_Directions_
Retype the material in full, keeping every word the same.

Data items
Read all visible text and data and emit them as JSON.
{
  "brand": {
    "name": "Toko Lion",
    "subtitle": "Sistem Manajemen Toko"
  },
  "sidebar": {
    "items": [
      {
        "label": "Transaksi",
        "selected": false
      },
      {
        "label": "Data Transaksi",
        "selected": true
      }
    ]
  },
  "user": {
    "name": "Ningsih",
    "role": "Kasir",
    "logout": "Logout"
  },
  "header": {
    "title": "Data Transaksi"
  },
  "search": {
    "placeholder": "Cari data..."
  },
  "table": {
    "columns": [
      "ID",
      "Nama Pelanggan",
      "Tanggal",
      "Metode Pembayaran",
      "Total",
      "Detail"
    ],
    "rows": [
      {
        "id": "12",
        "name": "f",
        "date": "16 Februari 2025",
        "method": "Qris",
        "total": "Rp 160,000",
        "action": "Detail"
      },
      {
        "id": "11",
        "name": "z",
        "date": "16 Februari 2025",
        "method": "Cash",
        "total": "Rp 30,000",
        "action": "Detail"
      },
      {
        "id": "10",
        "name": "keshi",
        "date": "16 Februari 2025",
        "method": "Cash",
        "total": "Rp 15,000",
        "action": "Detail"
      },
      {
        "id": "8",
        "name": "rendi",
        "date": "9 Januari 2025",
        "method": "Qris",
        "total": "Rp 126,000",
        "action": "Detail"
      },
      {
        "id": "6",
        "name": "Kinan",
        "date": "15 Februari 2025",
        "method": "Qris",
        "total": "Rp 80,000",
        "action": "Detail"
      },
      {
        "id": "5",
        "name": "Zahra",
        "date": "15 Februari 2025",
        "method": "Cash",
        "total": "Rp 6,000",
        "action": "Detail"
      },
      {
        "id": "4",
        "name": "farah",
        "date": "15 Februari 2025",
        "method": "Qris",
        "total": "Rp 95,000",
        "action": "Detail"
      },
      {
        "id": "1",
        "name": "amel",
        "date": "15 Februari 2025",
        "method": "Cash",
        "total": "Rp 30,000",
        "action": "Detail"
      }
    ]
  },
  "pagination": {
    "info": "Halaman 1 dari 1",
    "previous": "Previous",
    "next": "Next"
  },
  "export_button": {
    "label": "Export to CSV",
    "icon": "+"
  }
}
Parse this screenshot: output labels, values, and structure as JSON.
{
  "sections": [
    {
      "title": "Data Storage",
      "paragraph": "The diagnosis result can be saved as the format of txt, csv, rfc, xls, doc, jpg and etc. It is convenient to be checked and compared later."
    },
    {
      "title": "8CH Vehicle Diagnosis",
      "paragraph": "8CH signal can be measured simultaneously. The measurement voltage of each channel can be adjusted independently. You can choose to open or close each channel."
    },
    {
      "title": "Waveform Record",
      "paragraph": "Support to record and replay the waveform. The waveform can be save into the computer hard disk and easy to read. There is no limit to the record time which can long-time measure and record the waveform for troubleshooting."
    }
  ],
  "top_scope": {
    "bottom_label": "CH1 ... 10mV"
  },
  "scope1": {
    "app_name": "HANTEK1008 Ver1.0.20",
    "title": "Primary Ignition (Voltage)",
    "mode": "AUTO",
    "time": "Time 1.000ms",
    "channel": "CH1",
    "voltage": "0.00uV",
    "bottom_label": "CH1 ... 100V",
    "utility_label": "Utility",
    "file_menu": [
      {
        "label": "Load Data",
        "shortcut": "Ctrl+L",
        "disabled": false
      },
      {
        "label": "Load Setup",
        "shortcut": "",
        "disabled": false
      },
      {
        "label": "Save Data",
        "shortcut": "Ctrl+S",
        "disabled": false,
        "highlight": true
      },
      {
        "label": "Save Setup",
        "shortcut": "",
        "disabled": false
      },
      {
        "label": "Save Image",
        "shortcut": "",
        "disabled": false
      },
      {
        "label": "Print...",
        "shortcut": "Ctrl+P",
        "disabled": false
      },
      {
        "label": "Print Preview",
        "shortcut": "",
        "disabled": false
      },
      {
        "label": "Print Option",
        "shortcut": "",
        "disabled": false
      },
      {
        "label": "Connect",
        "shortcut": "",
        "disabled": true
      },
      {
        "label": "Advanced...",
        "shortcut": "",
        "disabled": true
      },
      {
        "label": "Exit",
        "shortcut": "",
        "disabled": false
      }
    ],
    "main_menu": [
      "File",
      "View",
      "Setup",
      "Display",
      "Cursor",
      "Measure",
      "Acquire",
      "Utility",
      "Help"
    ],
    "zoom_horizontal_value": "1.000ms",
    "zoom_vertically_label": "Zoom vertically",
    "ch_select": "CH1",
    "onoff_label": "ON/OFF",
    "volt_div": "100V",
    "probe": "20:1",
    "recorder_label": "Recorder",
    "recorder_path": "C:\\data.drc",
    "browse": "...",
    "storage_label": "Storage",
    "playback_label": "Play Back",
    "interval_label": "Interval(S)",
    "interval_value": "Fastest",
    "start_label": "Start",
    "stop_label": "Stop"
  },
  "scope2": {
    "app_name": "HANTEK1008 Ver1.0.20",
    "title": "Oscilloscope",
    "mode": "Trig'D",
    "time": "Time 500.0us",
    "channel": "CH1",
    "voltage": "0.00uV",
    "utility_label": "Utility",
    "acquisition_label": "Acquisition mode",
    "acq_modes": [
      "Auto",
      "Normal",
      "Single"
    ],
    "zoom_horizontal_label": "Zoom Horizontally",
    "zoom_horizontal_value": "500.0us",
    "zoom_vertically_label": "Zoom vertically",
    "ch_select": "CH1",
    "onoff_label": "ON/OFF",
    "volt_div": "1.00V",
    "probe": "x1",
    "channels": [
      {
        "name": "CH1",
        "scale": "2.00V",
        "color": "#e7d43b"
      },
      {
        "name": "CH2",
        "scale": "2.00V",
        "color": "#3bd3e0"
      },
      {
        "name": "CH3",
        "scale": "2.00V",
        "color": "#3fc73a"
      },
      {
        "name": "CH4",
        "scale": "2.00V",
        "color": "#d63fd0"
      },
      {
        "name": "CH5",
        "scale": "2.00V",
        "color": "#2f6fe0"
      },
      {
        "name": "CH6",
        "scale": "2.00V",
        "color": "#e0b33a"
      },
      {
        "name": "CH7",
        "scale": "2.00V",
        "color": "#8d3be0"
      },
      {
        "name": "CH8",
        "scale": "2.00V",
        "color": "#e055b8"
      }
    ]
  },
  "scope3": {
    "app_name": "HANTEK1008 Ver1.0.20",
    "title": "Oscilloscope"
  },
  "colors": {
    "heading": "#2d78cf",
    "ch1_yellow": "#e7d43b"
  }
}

_Complete answer_
Read all visible text and data and emit them as JSON.
{
  "brand": {
    "name": "Toko Lion",
    "subtitle": "Sistem Manajemen Toko"
  },
  "sidebar": {
    "items": [
      {
        "label": "Transaksi",
        "selected": false
      },
      {
        "label": "Data Transaksi",
        "selected": true
      }
    ]
  },
  "user": {
    "name": "Ningsih",
    "role": "Kasir",
    "logout": "Logout"
  },
  "header": {
    "title": "Data Transaksi"
  },
  "search": {
    "placeholder": "Cari data..."
  },
  "table": {
    "columns": [
      "ID",
      "Nama Pelanggan",
      "Tanggal",
      "Metode Pembayaran",
      "Total",
      "Detail"
    ],
    "rows": [
      {
        "id": "12",
        "name": "f",
        "date": "16 Februari 2025",
        "method": "Qris",
        "total": "Rp 160,000",
        "action": "Detail"
      },
      {
        "id": "11",
        "name": "z",
        "date": "16 Februari 2025",
        "method": "Cash",
        "total": "Rp 30,000",
        "action": "Detail"
      },
      {
        "id": "10",
        "name": "keshi",
        "date": "16 Februari 2025",
        "method": "Cash",
        "total": "Rp 15,000",
        "action": "Detail"
      },
      {
        "id": "8",
        "name": "rendi",
        "date": "9 Januari 2025",
        "method": "Qris",
        "total": "Rp 126,000",
        "action": "Detail"
      },
      {
        "id": "6",
        "name": "Kinan",
        "date": "15 Februari 2025",
        "method": "Qris",
        "total": "Rp 80,000",
        "action": "Detail"
      },
      {
        "id": "5",
        "name": "Zahra",
        "date": "15 Februari 2025",
        "method": "Cash",
        "total": "Rp 6,000",
        "action": "Detail"
      },
      {
        "id": "4",
        "name": "farah",
        "date": "15 Februari 2025",
        "method": "Qris",
        "total": "Rp 95,000",
        "action": "Detail"
      },
      {
        "id": "1",
        "name": "amel",
        "date": "15 Februari 2025",
        "method": "Cash",
        "total": "Rp 30,000",
        "action": "Detail"
      }
    ]
  },
  "pagination": {
    "info": "Halaman 1 dari 1",
    "previous": "Previous",
    "next": "Next"
  },
  "export_button": {
    "label": "Export to CSV",
    "icon": "+"
  }
}
Parse this screenshot: output labels, values, and structure as JSON.
{
  "sections": [
    {
      "title": "Data Storage",
      "paragraph": "The diagnosis result can be saved as the format of txt, csv, rfc, xls, doc, jpg and etc. It is convenient to be checked and compared later."
    },
    {
      "title": "8CH Vehicle Diagnosis",
      "paragraph": "8CH signal can be measured simultaneously. The measurement voltage of each channel can be adjusted independently. You can choose to open or close each channel."
    },
    {
      "title": "Waveform Record",
      "paragraph": "Support to record and replay the waveform. The waveform can be save into the computer hard disk and easy to read. There is no limit to the record time which can long-time measure and record the waveform for troubleshooting."
    }
  ],
  "top_scope": {
    "bottom_label": "CH1 ... 10mV"
  },
  "scope1": {
    "app_name": "HANTEK1008 Ver1.0.20",
    "title": "Primary Ignition (Voltage)",
    "mode": "AUTO",
    "time": "Time 1.000ms",
    "channel": "CH1",
    "voltage": "0.00uV",
    "bottom_label": "CH1 ... 100V",
    "utility_label": "Utility",
    "file_menu": [
      {
        "label": "Load Data",
        "shortcut": "Ctrl+L",
        "disabled": false
      },
      {
        "label": "Load Setup",
        "shortcut": "",
        "disabled": false
      },
      {
        "label": "Save Data",
        "shortcut": "Ctrl+S",
        "disabled": false,
        "highlight": true
      },
      {
        "label": "Save Setup",
        "shortcut": "",
        "disabled": false
      },
      {
        "label": "Save Image",
        "shortcut": "",
        "disabled": false
      },
      {
        "label": "Print...",
        "shortcut": "Ctrl+P",
        "disabled": false
      },
      {
        "label": "Print Preview",
        "shortcut": "",
        "disabled": false
      },
      {
        "label": "Print Option",
        "shortcut": "",
        "disabled": false
      },
      {
        "label": "Connect",
        "shortcut": "",
        "disabled": true
      },
      {
        "label": "Advanced...",
        "shortcut": "",
        "disabled": true
      },
      {
        "label": "Exit",
        "shortcut": "",
        "disabled": false
      }
    ],
    "main_menu": [
      "File",
      "View",
      "Setup",
      "Display",
      "Cursor",
      "Measure",
      "Acquire",
      "Utility",
      "Help"
    ],
    "zoom_horizontal_value": "1.000ms",
    "zoom_vertically_label": "Zoom vertically",
    "ch_select": "CH1",
    "onoff_label": "ON/OFF",
    "volt_div": "100V",
    "probe": "20:1",
    "recorder_label": "Recorder",
    "recorder_path": "C:\\data.drc",
    "browse": "...",
    "storage_label": "Storage",
    "playback_label": "Play Back",
    "interval_label": "Interval(S)",
    "interval_value": "Fastest",
    "start_label": "Start",
    "stop_label": "Stop"
  },
  "scope2": {
    "app_name": "HANTEK1008 Ver1.0.20",
    "title": "Oscilloscope",
    "mode": "Trig'D",
    "time": "Time 500.0us",
    "channel": "CH1",
    "voltage": "0.00uV",
    "utility_label": "Utility",
    "acquisition_label": "Acquisition mode",
    "acq_modes": [
      "Auto",
      "Normal",
      "Single"
    ],
    "zoom_horizontal_label": "Zoom Horizontally",
    "zoom_horizontal_value": "500.0us",
    "zoom_vertically_label": "Zoom vertically",
    "ch_select": "CH1",
    "onoff_label": "ON/OFF",
    "volt_div": "1.00V",
    "probe": "x1",
    "channels": [
      {
        "name": "CH1",
        "scale": "2.00V",
        "color": "#e7d43b"
      },
      {
        "name": "CH2",
        "scale": "2.00V",
        "color": "#3bd3e0"
      },
      {
        "name": "CH3",
        "scale": "2.00V",
        "color": "#3fc73a"
      },
      {
        "name": "CH4",
        "scale": "2.00V",
        "color": "#d63fd0"
      },
      {
        "name": "CH5",
        "scale": "2.00V",
        "color": "#2f6fe0"
      },
      {
        "name": "CH6",
        "scale": "2.00V",
        "color": "#e0b33a"
      },
      {
        "name": "CH7",
        "scale": "2.00V",
        "color": "#8d3be0"
      },
      {
        "name": "CH8",
        "scale": "2.00V",
        "color": "#e055b8"
      }
    ]
  },
  "scope3": {
    "app_name": "HANTEK1008 Ver1.0.20",
    "title": "Oscilloscope"
  },
  "colors": {
    "heading": "#2d78cf",
    "ch1_yellow": "#e7d43b"
  }
}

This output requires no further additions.